§ SHORT TASK
Repeat the whole listing below, word for word.

Extracted data entries

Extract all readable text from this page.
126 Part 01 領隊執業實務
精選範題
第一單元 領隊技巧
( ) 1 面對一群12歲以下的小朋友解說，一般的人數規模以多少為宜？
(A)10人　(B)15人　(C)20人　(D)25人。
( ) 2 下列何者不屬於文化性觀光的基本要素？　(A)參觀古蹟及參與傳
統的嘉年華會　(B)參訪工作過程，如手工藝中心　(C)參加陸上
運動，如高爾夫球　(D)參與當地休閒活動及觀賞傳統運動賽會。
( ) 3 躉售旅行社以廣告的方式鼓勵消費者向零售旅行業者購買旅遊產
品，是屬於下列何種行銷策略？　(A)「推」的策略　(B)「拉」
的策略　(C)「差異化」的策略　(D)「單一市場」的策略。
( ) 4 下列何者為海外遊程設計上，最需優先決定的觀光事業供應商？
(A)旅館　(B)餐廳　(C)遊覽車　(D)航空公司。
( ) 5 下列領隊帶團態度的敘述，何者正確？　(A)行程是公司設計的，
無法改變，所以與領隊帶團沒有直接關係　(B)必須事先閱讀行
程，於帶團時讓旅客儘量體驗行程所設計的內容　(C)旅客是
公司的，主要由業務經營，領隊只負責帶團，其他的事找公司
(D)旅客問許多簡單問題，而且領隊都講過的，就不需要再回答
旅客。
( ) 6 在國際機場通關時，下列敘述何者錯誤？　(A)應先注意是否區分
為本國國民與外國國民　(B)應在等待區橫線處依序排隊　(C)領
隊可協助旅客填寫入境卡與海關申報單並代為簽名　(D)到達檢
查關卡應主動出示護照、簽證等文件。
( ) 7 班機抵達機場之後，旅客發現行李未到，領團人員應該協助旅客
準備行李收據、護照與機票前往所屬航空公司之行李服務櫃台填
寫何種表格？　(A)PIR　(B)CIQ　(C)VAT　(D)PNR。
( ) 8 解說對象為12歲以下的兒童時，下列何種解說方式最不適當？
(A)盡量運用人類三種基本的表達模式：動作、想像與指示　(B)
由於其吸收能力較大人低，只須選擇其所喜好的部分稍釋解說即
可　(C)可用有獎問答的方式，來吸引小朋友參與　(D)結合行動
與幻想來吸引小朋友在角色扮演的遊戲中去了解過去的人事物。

§ THE ANSWER
Extract all readable text from this page.
126 Part 01 領隊執業實務
精選範題
第一單元 領隊技巧
( ) 1 面對一群12歲以下的小朋友解說，一般的人數規模以多少為宜？
(A)10人　(B)15人　(C)20人　(D)25人。
( ) 2 下列何者不屬於文化性觀光的基本要素？　(A)參觀古蹟及參與傳
統的嘉年華會　(B)參訪工作過程，如手工藝中心　(C)參加陸上
運動，如高爾夫球　(D)參與當地休閒活動及觀賞傳統運動賽會。
( ) 3 躉售旅行社以廣告的方式鼓勵消費者向零售旅行業者購買旅遊產
品，是屬於下列何種行銷策略？　(A)「推」的策略　(B)「拉」
的策略　(C)「差異化」的策略　(D)「單一市場」的策略。
( ) 4 下列何者為海外遊程設計上，最需優先決定的觀光事業供應商？
(A)旅館　(B)餐廳　(C)遊覽車　(D)航空公司。
( ) 5 下列領隊帶團態度的敘述，何者正確？　(A)行程是公司設計的，
無法改變，所以與領隊帶團沒有直接關係　(B)必須事先閱讀行
程，於帶團時讓旅客儘量體驗行程所設計的內容　(C)旅客是
公司的，主要由業務經營，領隊只負責帶團，其他的事找公司
(D)旅客問許多簡單問題，而且領隊都講過的，就不需要再回答
旅客。
( ) 6 在國際機場通關時，下列敘述何者錯誤？　(A)應先注意是否區分
為本國國民與外國國民　(B)應在等待區橫線處依序排隊　(C)領
隊可協助旅客填寫入境卡與海關申報單並代為簽名　(D)到達檢
查關卡應主動出示護照、簽證等文件。
( ) 7 班機抵達機場之後，旅客發現行李未到，領團人員應該協助旅客
準備行李收據、護照與機票前往所屬航空公司之行李服務櫃台填
寫何種表格？　(A)PIR　(B)CIQ　(C)VAT　(D)PNR。
( ) 8 解說對象為12歲以下的兒童時，下列何種解說方式最不適當？
(A)盡量運用人類三種基本的表達模式：動作、想像與指示　(B)
由於其吸收能力較大人低，只須選擇其所喜好的部分稍釋解說即
可　(C)可用有獎問答的方式，來吸引小朋友參與　(D)結合行動
與幻想來吸引小朋友在角色扮演的遊戲中去了解過去的人事物。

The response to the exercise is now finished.